Set problem: Restate every line of the material, word for word.

──────── Data for processing

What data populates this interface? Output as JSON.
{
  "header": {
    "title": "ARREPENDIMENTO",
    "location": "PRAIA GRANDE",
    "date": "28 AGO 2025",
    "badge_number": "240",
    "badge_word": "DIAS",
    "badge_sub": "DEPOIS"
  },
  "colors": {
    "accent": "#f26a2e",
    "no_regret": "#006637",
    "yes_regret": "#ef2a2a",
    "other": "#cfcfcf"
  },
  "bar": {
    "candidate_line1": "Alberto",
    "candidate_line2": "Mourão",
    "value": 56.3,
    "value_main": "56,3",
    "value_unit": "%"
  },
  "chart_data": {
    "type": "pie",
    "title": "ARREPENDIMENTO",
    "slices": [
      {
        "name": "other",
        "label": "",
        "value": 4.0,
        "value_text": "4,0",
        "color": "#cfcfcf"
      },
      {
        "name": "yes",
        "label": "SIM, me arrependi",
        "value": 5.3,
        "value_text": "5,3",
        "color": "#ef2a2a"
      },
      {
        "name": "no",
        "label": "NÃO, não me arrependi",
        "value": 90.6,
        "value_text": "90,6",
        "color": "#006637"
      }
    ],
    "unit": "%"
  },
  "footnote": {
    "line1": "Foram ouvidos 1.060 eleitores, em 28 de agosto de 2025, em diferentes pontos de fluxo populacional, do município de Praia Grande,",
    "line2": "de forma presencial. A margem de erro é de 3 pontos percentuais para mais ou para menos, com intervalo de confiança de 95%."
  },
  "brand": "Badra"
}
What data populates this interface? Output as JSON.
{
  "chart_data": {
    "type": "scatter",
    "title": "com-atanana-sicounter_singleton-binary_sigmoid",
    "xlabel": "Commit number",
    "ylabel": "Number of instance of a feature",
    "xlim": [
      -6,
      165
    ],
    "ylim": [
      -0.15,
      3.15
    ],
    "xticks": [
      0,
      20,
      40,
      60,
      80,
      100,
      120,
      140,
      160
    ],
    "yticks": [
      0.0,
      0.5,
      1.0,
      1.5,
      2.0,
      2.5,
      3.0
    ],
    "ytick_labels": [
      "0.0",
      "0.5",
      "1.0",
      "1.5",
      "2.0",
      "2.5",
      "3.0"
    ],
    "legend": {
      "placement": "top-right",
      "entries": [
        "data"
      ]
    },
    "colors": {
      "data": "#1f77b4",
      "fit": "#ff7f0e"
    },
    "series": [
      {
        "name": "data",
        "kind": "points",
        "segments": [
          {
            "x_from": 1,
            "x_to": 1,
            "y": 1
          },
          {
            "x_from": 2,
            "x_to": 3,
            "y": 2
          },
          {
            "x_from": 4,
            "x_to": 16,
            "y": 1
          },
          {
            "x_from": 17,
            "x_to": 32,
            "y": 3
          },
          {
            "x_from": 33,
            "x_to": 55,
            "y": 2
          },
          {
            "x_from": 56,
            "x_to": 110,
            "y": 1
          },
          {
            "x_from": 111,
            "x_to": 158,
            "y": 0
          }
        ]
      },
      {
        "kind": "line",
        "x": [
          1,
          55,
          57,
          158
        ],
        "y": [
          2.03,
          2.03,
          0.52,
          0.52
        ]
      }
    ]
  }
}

────────────────

Result:
What data populates this interface? Output as JSON.
{
  "header": {
    "title": "ARREPENDIMENTO",
    "location": "PRAIA GRANDE",
    "date": "28 AGO 2025",
    "badge_number": "240",
    "badge_word": "DIAS",
    "badge_sub": "DEPOIS"
  },
  "colors": {
    "accent": "#f26a2e",
    "no_regret": "#006637",
    "yes_regret": "#ef2a2a",
    "other": "#cfcfcf"
  },
  "bar": {
    "candidate_line1": "Alberto",
    "candidate_line2": "Mourão",
    "value": 56.3,
    "value_main": "56,3",
    "value_unit": "%"
  },
  "chart_data": {
    "type": "pie",
    "title": "ARREPENDIMENTO",
    "slices": [
      {
        "name": "other",
        "label": "",
        "value": 4.0,
        "value_text": "4,0",
        "color": "#cfcfcf"
      },
      {
        "name": "yes",
        "label": "SIM, me arrependi",
        "value": 5.3,
        "value_text": "5,3",
        "color": "#ef2a2a"
      },
      {
        "name": "no",
        "label": "NÃO, não me arrependi",
        "value": 90.6,
        "value_text": "90,6",
        "color": "#006637"
      }
    ],
    "unit": "%"
  },
  "footnote": {
    "line1": "Foram ouvidos 1.060 eleitores, em 28 de agosto de 2025, em diferentes pontos de fluxo populacional, do município de Praia Grande,",
    "line2": "de forma presencial. A margem de erro é de 3 pontos percentuais para mais ou para menos, com intervalo de confiança de 95%."
  },
  "brand": "Badra"
}
What data populates this interface? Output as JSON.
{
  "chart_data": {
    "type": "scatter",
    "title": "com-atanana-sicounter_singleton-binary_sigmoid",
    "xlabel": "Commit number",
    "ylabel": "Number of instance of a feature",
    "xlim": [
      -6,
      165
    ],
    "ylim": [
      -0.15,
      3.15
    ],
    "xticks": [
      0,
      20,
      40,
      60,
      80,
      100,
      120,
      140,
      160
    ],
    "yticks": [
      0.0,
      0.5,
      1.0,
      1.5,
      2.0,
      2.5,
      3.0
    ],
    "ytick_labels": [
      "0.0",
      "0.5",
      "1.0",
      "1.5",
      "2.0",
      "2.5",
      "3.0"
    ],
    "legend": {
      "placement": "top-right",
      "entries": [
        "data"
      ]
    },
    "colors": {
      "data": "#1f77b4",
      "fit": "#ff7f0e"
    },
    "series": [
      {
        "name": "data",
        "kind": "points",
        "segments": [
          {
            "x_from": 1,
            "x_to": 1,
            "y": 1
          },
          {
            "x_from": 2,
            "x_to": 3,
            "y": 2
          },
          {
            "x_from": 4,
            "x_to": 16,
            "y": 1
          },
          {
            "x_from": 17,
            "x_to": 32,
            "y": 3
          },
          {
            "x_from": 33,
            "x_to": 55,
            "y": 2
          },
          {
            "x_from": 56,
            "x_to": 110,
            "y": 1
          },
          {
            "x_from": 111,
            "x_to": 158,
            "y": 0
          }
        ]
      },
      {
        "kind": "line",
        "x": [
          1,
          55,
          57,
          158
        ],
        "y": [
          2.03,
          2.03,
          0.52,
          0.52
        ]
      }
    ]
  }
}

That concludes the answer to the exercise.